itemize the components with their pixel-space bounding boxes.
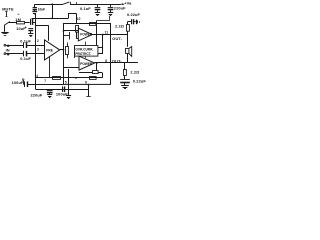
svg-text:4: 4 [36, 74, 38, 78]
svg-text:10: 10 [77, 17, 81, 21]
svg-text:2.2Ω: 2.2Ω [115, 24, 124, 29]
svg-text:0.1uF: 0.1uF [20, 56, 31, 61]
svg-text:OUT-: OUT- [112, 58, 122, 63]
svg-text:2.2Ω: 2.2Ω [130, 70, 139, 75]
svg-text:11: 11 [105, 31, 109, 35]
svg-text:PRE: PRE [46, 48, 53, 52]
svg-text:IN: IN [6, 47, 10, 52]
svg-text:OUT-: OUT- [112, 36, 122, 41]
svg-text:0.22uF: 0.22uF [127, 12, 141, 17]
svg-text:7: 7 [44, 79, 46, 83]
svg-text:220uF: 220uF [114, 5, 126, 10]
svg-text:8: 8 [105, 59, 107, 63]
svg-text:100uF: 100uF [12, 80, 24, 85]
svg-text:+Va: +Va [124, 1, 132, 6]
svg-text:0.1uF: 0.1uF [20, 38, 31, 43]
svg-text:≈: ≈ [18, 13, 20, 17]
svg-text:0.22uF: 0.22uF [133, 79, 147, 84]
svg-text:6: 6 [85, 81, 87, 85]
svg-text:OVR.CURR.: OVR.CURR. [75, 47, 93, 51]
svg-text:+: + [7, 52, 9, 56]
svg-text:POWER: POWER [80, 33, 93, 37]
svg-text:PROTECT.: PROTECT. [75, 52, 91, 56]
svg-text:1M: 1M [15, 17, 21, 22]
svg-text:100uF: 100uF [56, 91, 68, 96]
svg-text:POWER: POWER [80, 62, 93, 66]
svg-text:0.1uF: 0.1uF [80, 6, 91, 11]
svg-text:MUTE: MUTE [2, 6, 14, 11]
svg-text:+: + [25, 25, 27, 29]
svg-text:10uF: 10uF [38, 7, 45, 11]
svg-text:3: 3 [37, 48, 39, 52]
svg-text:220uF: 220uF [31, 93, 43, 98]
svg-text:5: 5 [65, 81, 67, 85]
svg-text:2: 2 [37, 39, 39, 43]
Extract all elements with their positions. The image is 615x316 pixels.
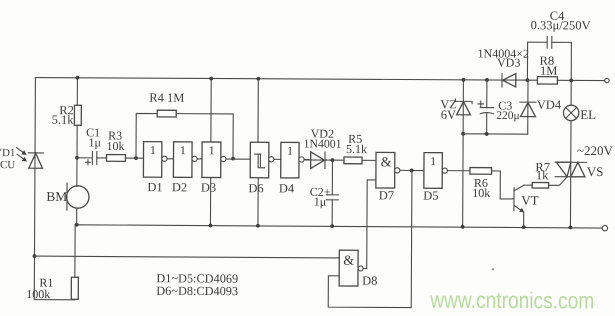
svg-text:D5: D5 <box>423 189 438 203</box>
resistor R6 <box>470 168 492 175</box>
wire D6 to D4 <box>274 158 281 160</box>
node bottom rail BM <box>75 223 79 227</box>
wire rail to EL <box>570 80 572 105</box>
inverter D4 <box>281 142 304 178</box>
nand gate D7 <box>376 152 400 188</box>
node bottom rail C2 <box>330 224 334 228</box>
svg-text:1μ: 1μ <box>314 195 327 209</box>
node top rail R2 <box>76 76 80 80</box>
node R4 right junction <box>231 157 235 161</box>
terminal top right <box>605 78 609 82</box>
wire D4 to VD2 <box>304 158 309 160</box>
node bottom rail D3 <box>209 224 213 228</box>
svg-text:1μ: 1μ <box>89 135 102 149</box>
wire D6 power top <box>257 79 259 142</box>
svg-text:D8: D8 <box>362 274 377 288</box>
resistor R4 <box>157 110 176 117</box>
svg-text:D3: D3 <box>201 180 216 194</box>
svg-text:1: 1 <box>430 154 436 168</box>
wire D8 upper input line <box>34 256 339 258</box>
wire R4 feedback loop right <box>176 114 233 159</box>
wire D2 to D3 <box>197 158 202 160</box>
wire top rail between VD3 and R8 <box>516 79 538 81</box>
svg-text:EL: EL <box>580 107 596 122</box>
svg-text:1: 1 <box>209 143 215 157</box>
wire R6 to VT base <box>491 171 513 199</box>
svg-text:D1: D1 <box>147 180 162 194</box>
capacitor C3 <box>478 80 494 134</box>
terminal bottom right <box>602 225 607 230</box>
node top rail EL R8 C4 <box>569 78 573 82</box>
inverter D2 <box>173 142 197 178</box>
node bottom rail VT emitter <box>522 225 526 229</box>
svg-text:1: 1 <box>180 143 186 157</box>
wire D7 lower input from D8 output <box>363 180 376 269</box>
node VZ bottom junction <box>461 132 465 136</box>
svg-text:1: 1 <box>150 143 156 157</box>
wire top rail right segment <box>557 79 604 81</box>
wire R2 branch top <box>76 78 78 105</box>
node C3 bottom junction <box>485 132 489 136</box>
wire left column from rail to VD1 <box>34 78 36 169</box>
svg-text:1k: 1k <box>536 168 549 182</box>
wire D7 output to D5 <box>400 169 424 171</box>
transistor VT <box>514 185 525 227</box>
svg-text:D4: D4 <box>279 181 295 195</box>
svg-text:100k: 100k <box>26 287 50 301</box>
capacitor C1 <box>85 151 96 164</box>
lamp EL <box>563 105 578 120</box>
wire D5 output to R6 <box>447 170 469 172</box>
wire R1 top to bottom rail <box>74 225 76 277</box>
wire VD2 to R5 <box>325 159 344 161</box>
wire D1 to D2 <box>167 158 173 160</box>
resistor R2 <box>74 105 81 125</box>
wire left column below VD1 down to bottom corner <box>34 168 75 300</box>
zener diode VZ <box>455 80 472 134</box>
svg-text:VD3: VD3 <box>497 55 520 69</box>
wire triac to bottom rail <box>569 121 572 228</box>
wire BM bottom to rail <box>76 208 78 225</box>
node R2 C1 BM junction <box>75 156 79 160</box>
node VD2 R5 C2 junction <box>331 158 335 162</box>
svg-text:1M: 1M <box>540 64 557 78</box>
capacitor C2 <box>326 160 338 226</box>
wire C1 to R3 <box>97 157 107 159</box>
diode VD3 <box>502 74 516 87</box>
wire VT collector to R7 <box>524 184 532 186</box>
node top rail D6 <box>256 77 260 81</box>
wire bottom rail <box>77 225 603 228</box>
node top rail VZ <box>462 78 466 82</box>
triac VS <box>555 162 586 177</box>
svg-text:D6: D6 <box>248 181 263 195</box>
svg-text:~220V: ~220V <box>577 143 614 158</box>
wire D3 power top <box>210 78 212 141</box>
svg-text:D7: D7 <box>379 188 394 202</box>
svg-text:10k: 10k <box>107 139 125 153</box>
svg-text:2CU: 2CU <box>0 159 15 171</box>
capacitor C4 <box>527 36 571 80</box>
node top rail D3 <box>209 77 213 81</box>
wire R2 bottom to node <box>76 125 78 157</box>
wire R7 to triac gate <box>549 177 567 186</box>
node bottom rail triac <box>569 225 573 229</box>
wire R5 to D7 <box>362 159 376 161</box>
svg-text:220μ: 220μ <box>496 110 519 122</box>
microphone BM <box>67 183 90 210</box>
svg-text:5.1k: 5.1k <box>346 142 367 156</box>
wire BM top <box>76 158 78 187</box>
nand gate D8 <box>339 250 363 286</box>
speck artifact <box>492 268 494 270</box>
svg-text:&: & <box>381 155 392 170</box>
node R4 left junction <box>134 156 138 160</box>
node bottom rail D6 <box>256 224 260 228</box>
wire D8 lower input feedback loop <box>328 170 412 308</box>
svg-text:VD1: VD1 <box>0 147 15 159</box>
diode VD2 <box>304 152 325 169</box>
inverter D5 <box>424 153 448 189</box>
inverter D3 <box>202 142 226 178</box>
wire R3 to D1 input <box>125 157 143 159</box>
wire node to C1 <box>77 157 92 159</box>
svg-text:5.1k: 5.1k <box>52 113 75 127</box>
svg-text:VS: VS <box>587 164 604 179</box>
resistor R3 <box>106 155 125 162</box>
wire VZ C3 VD4 bottom junction <box>463 133 527 135</box>
wire D3 to D6 <box>226 158 250 160</box>
svg-text:D6~D8:CD4093: D6~D8:CD4093 <box>156 284 238 298</box>
svg-text:&: & <box>343 254 354 269</box>
wire top rail left segment <box>35 78 502 80</box>
svg-text:1: 1 <box>287 144 293 158</box>
schmitt trigger D6 <box>250 142 274 178</box>
wire R4 feedback loop left <box>136 113 157 158</box>
photodiode VD1 <box>16 148 43 169</box>
resistor R5 <box>344 157 362 164</box>
diode VD4 <box>520 80 536 134</box>
svg-text:6V: 6V <box>441 108 456 122</box>
svg-text:VT: VT <box>521 193 538 208</box>
inverter D1 <box>143 142 167 178</box>
wire D6 power bottom <box>257 178 259 226</box>
resistor R1 <box>71 277 78 299</box>
svg-text:1N4001: 1N4001 <box>304 136 342 150</box>
svg-text:10k: 10k <box>472 186 490 200</box>
node D7 output feedback junction <box>410 169 414 173</box>
wire VZ junction to bottom rail <box>462 134 464 227</box>
svg-text:BM: BM <box>46 189 67 204</box>
resistor R8 <box>537 77 557 85</box>
svg-text:VD4: VD4 <box>537 98 562 112</box>
node bottom rail VZ <box>461 225 465 229</box>
svg-text:0.33μ/250V: 0.33μ/250V <box>531 18 591 32</box>
wire D3 power bottom <box>209 177 211 225</box>
svg-text:R4 1M: R4 1M <box>149 91 184 105</box>
svg-text:D2: D2 <box>172 180 187 194</box>
svg-text:www.cntronics.com: www.cntronics.com <box>429 287 594 314</box>
node top rail C3 <box>485 78 489 82</box>
node top rail VD3 out <box>526 78 530 82</box>
resistor R7 <box>532 182 549 188</box>
node junction left column to D8 line <box>33 254 37 258</box>
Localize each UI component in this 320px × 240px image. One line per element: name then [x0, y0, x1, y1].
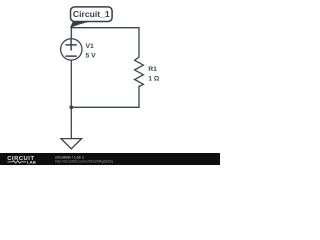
━━━━━━━━
Arrange the lines as a JSON list of strings, one string per line with blank lines left out, starting at the line that contains "svg-text:4: 4 [36, 74, 38, 78]" and ending at the line that contains "svg-text:10uF: 10uF [38, 7, 45, 11]", both included.

[
  "svg-text:4: 4 [36, 74, 38, 78]",
  "svg-text:10: 10 [77, 17, 81, 21]",
  "svg-text:2.2Ω: 2.2Ω [115, 24, 124, 29]",
  "svg-text:0.1uF: 0.1uF [20, 56, 31, 61]",
  "svg-text:OUT-: OUT- [112, 58, 122, 63]",
  "svg-text:2.2Ω: 2.2Ω [130, 70, 139, 75]",
  "svg-text:11: 11 [105, 31, 109, 35]",
  "svg-text:PRE: PRE [46, 48, 53, 52]",
  "svg-text:IN: IN [6, 47, 10, 52]",
  "svg-text:OUT-: OUT- [112, 36, 122, 41]",
  "svg-text:0.22uF: 0.22uF [127, 12, 141, 17]",
  "svg-text:7: 7 [44, 79, 46, 83]",
  "svg-text:220uF: 220uF [114, 5, 126, 10]",
  "svg-text:8: 8 [105, 59, 107, 63]",
  "svg-text:100uF: 100uF [12, 80, 24, 85]",
  "svg-text:+Va: +Va [124, 1, 132, 6]",
  "svg-text:0.1uF: 0.1uF [20, 38, 31, 43]",
  "svg-text:≈: ≈ [18, 13, 20, 17]",
  "svg-text:0.22uF: 0.22uF [133, 79, 147, 84]",
  "svg-text:6: 6 [85, 81, 87, 85]",
  "svg-text:OVR.CURR.: OVR.CURR. [75, 47, 93, 51]",
  "svg-text:+: + [7, 52, 9, 56]",
  "svg-text:POWER: POWER [80, 33, 93, 37]",
  "svg-text:PROTECT.: PROTECT. [75, 52, 91, 56]",
  "svg-text:1M: 1M [15, 17, 21, 22]",
  "svg-text:100uF: 100uF [56, 91, 68, 96]",
  "svg-text:POWER: POWER [80, 62, 93, 66]",
  "svg-text:0.1uF: 0.1uF [80, 6, 91, 11]",
  "svg-text:MUTE: MUTE [2, 6, 14, 11]",
  "svg-text:+: + [25, 25, 27, 29]",
  "svg-text:10uF: 10uF [38, 7, 45, 11]"
]